#### Given text ####

- We're nearing the end! This is week 15.
Today we continue with polar equations for Lab 15.
- Zoom:
- Start it.
- Video on.
- Can everyone hear?
- Share screen.
- Record.
- I hope that your exam went well. I've not looked at them yet. I'm
in a bit of a backlog, but should be able to dig out
soon (no more tests in any of my courses -- hopefully
you can say the same!).
- So it's on to lengths and areas in Polar coordinates (pdf summary)
In particular, we want to talk about area of polar curves.
Let's start with a circle of radius r, centered at the origin, and see how we might adapt the "familiar formulas" to more exotic shapes:
So as $\theta$ varies from $a$ to $b$, the radius $r$ will vary as $f(\theta)$.
- Length: The arc length of a sector of the circle swept out
by angle $\theta$ is given by $r\theta$ (with the familiar
circumference formula being the case of sweeping out an angle
of $2{\pi}$.
In the case of a circle, the formula for length swept out is $rd{\theta}$. If we integrate for a circle of fixed radius $r$, we get \[ L = \int_{0}^{2\pi} r d\theta = 2\pi r \] (the circumference formula!). How must we adapt things if $r$ varies as $r=f(\theta)$?
It turns out that we need to tweak that formula just a bit: \[ L = \int_{a}^{b}{ \sqrt{ r^2 + \left( \frac{dr}{d\theta} \right)^2 } }\ d\theta = \int_{a}^{b}{ \sqrt{ f(\theta)^2 + f'(\theta)^2 } }\ d\theta \]
Notice that this formula give the proper result in the case of a circle of radius $r$ centered at the origin, because in that case the second piece -- $\frac{dr}{d\theta}$ -- is 0! There is no change in $r$ as $\theta$ changes, so the rate of change is 0....
From this we see that going from the specific to the general can be dangerous. That being said, we often do dangerous things, and sometimes they work. See what happens in the case of area!:)
- Area: For the circle, the area of a sector is basically that of
a wedge, which we can think of as about half a rectangle (and this
approximation gets better and better the smaller the value of $\theta$).
Thus, in the picture above, $\Delta A \approx r \frac{r \theta}{2}$ (recall arc length above is about $r \theta$).
Hence, when we have an infinitesimally small angle $d\theta$, the approximation should be exact: $dA=\frac{r^2}{2}d\theta$, and \[ A=\int_{a}^{b} \frac{1}{2}r^2\ d\theta=\int_{a}^{b} \frac{1}{2}f(\theta)^2 \ d\theta \] is indeed the area of that shaded region on the right above.
- Length: The arc length of a sector of the circle swept out
by angle $\theta$ is given by $r\theta$ (with the familiar
circumference formula being the case of sweeping out an angle
of $2{\pi}$.
- Materials:
- Equation of the cardiod: $r(\theta)=1-\cos(\theta)$
- Area of the cardiod: $A=\frac{1}{2}\int_{0}^{2\pi}(1-\cos(\theta))^2\ d\theta = \frac{3\pi}{2}\approx 4.71$
- Length of the cardiod: $L=\int_{0}^{2\pi}\sqrt{(1-\cos(\theta))^2+(\sin(\theta))^2}\ d\theta = 8$

####

_Task to carry out_
Reproduce word for word the passage of the polar-curves lesson notes from "- Can everyone" up to and including "of polar curves.".

#### Data listing ####

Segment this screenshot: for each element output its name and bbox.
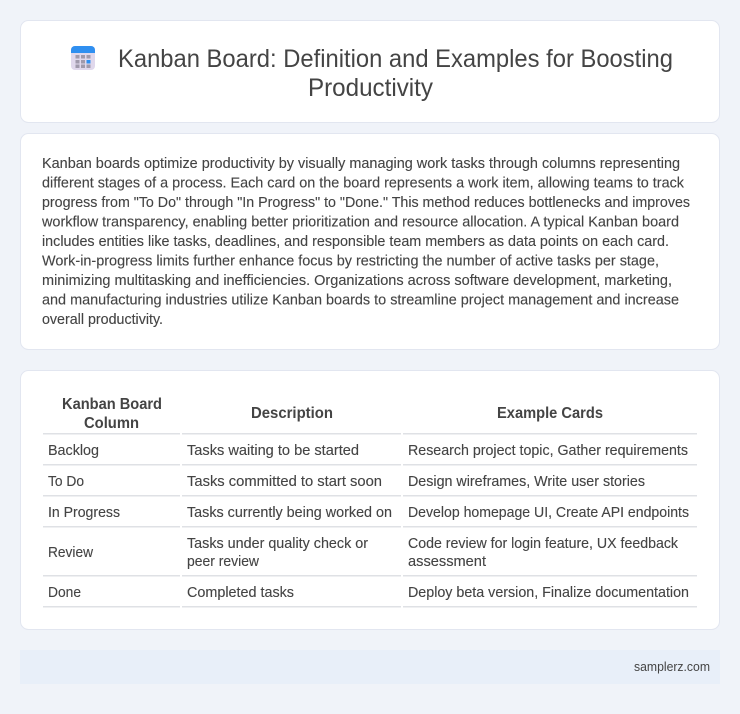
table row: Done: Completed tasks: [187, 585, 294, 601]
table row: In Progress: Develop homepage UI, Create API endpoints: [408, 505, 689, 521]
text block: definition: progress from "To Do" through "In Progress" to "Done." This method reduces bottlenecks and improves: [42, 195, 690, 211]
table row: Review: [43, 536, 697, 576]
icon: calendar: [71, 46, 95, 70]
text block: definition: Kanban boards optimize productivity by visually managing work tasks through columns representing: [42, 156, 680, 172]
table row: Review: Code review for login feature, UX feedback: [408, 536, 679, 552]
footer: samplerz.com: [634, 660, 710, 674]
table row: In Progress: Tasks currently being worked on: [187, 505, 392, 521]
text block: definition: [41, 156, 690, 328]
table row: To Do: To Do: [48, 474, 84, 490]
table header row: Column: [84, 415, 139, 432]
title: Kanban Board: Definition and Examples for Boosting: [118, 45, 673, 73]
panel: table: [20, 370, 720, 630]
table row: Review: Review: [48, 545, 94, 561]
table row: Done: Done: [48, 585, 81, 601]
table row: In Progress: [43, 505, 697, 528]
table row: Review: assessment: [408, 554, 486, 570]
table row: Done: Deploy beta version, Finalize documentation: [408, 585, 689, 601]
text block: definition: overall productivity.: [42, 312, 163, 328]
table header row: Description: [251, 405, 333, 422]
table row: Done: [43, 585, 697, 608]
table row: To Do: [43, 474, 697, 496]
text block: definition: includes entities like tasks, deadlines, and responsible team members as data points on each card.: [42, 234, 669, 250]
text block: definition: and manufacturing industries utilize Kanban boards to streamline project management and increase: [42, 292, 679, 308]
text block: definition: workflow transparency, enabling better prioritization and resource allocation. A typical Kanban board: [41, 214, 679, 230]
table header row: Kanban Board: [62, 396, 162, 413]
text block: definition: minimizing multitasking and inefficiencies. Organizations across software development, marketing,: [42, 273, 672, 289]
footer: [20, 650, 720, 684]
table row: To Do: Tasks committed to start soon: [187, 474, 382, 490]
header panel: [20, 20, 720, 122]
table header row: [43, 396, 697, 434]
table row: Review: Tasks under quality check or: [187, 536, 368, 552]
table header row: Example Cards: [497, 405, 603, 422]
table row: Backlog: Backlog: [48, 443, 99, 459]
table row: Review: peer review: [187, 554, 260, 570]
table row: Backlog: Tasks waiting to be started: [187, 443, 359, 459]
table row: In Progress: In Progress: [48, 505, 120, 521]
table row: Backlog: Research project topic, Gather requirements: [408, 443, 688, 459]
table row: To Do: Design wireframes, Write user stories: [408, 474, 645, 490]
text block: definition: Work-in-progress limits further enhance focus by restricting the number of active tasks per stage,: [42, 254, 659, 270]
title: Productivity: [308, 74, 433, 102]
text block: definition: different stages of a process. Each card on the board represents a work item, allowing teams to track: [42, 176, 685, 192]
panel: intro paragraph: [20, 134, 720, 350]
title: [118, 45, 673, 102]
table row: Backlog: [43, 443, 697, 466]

####

_Output for this exercise_
- Can everyone hear?
- Share screen.
- Record.
- I hope that your exam went well. I've not looked at them yet. I'm
in a bit of a backlog, but should be able to dig out
soon (no more tests in any of my courses -- hopefully
you can say the same!).
- So it's on to lengths and areas in Polar coordinates (pdf summary)
In particular, we want to talk about area of polar curves.